▶ EXERCISE: Copy the lines of the records below word for word, beginning with the line that contains "162 716 177</box>" and ending after the line that contains "106 654 121</box>".

········

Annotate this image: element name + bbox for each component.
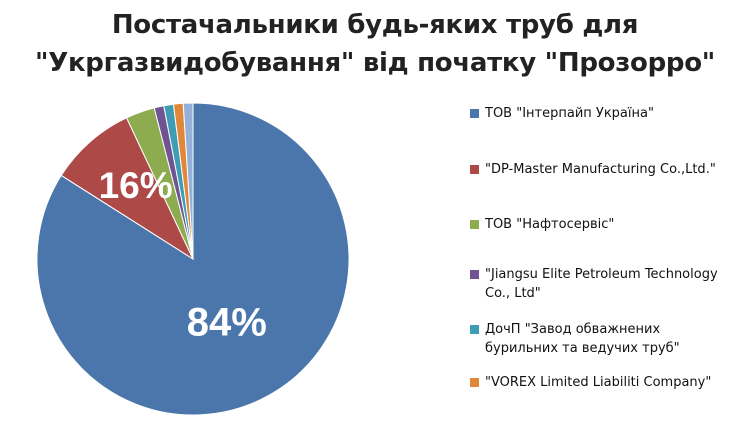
legend-label: "DP-Master Manufacturing Co.,Ltd." <box>485 162 716 177</box>
chart-title: Постачальники будь-яких труб для "Укргаз… <box>0 6 750 82</box>
legend-label: "VOREX Limited Liabiliti Company" <box>485 375 712 390</box>
legend-item-dp-master: "DP-Master Manufacturing Co.,Ltd." <box>470 160 746 179</box>
legend-label: ДочП "Завод обважнених бурильних та веду… <box>485 322 680 356</box>
legend-item-naftoservis: ТОВ "Нафтосервіс" <box>470 215 746 234</box>
legend-label: ТОВ "Інтерпайп Україна" <box>485 106 654 121</box>
legend-label: "Jiangsu Elite Petroleum Technology Co.,… <box>485 267 718 301</box>
chart-title-line-2: "Укргазвидобування" від початку "Прозорр… <box>34 48 716 78</box>
pie-slice <box>182 102 194 260</box>
pie-group-label: 16% <box>99 165 173 206</box>
pie-labels: 84% 16% <box>99 165 267 344</box>
legend-swatch <box>470 270 479 279</box>
legend-item-vorex: "VOREX Limited Liabiliti Company" <box>470 373 746 392</box>
legend-label: ТОВ "Нафтосервіс" <box>485 217 615 232</box>
legend-swatch <box>470 109 479 118</box>
chart-title-line-1: Постачальники будь-яких труб для <box>111 10 639 40</box>
pie-slices <box>36 102 350 416</box>
legend-swatch <box>470 325 479 334</box>
pie-data-label: 84% <box>187 301 267 345</box>
legend-item-zavod: ДочП "Завод обважнених бурильних та веду… <box>470 320 746 358</box>
legend-item-jiangsu: "Jiangsu Elite Petroleum Technology Co.,… <box>470 265 746 303</box>
pie-slice <box>60 117 195 261</box>
legend-item-interpipe: ТОВ "Інтерпайп Україна" <box>470 104 746 123</box>
legend-swatch <box>470 165 479 174</box>
legend-swatch <box>470 378 479 387</box>
legend-swatch <box>470 220 479 229</box>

········

▶ THE OUTPUT:
legend-label: "DP-Master Manufacturing Co.,Ltd." <box>485 162 716 177</box>
chart-title: Постачальники будь-яких труб для "Укргаз… <box>0 6 750 82</box>
legend-label: "VOREX Limited Liabiliti Company" <box>485 375 712 390</box>
legend-item-dp-master: "DP-Master Manufacturing Co.,Ltd." <box>470 160 746 179</box>
legend-label: ДочП "Завод обважнених бурильних та веду… <box>485 322 680 356</box>
legend-item-naftoservis: ТОВ "Нафтосервіс" <box>470 215 746 234</box>
legend-label: ТОВ "Інтерпайп Україна" <box>485 106 654 121</box>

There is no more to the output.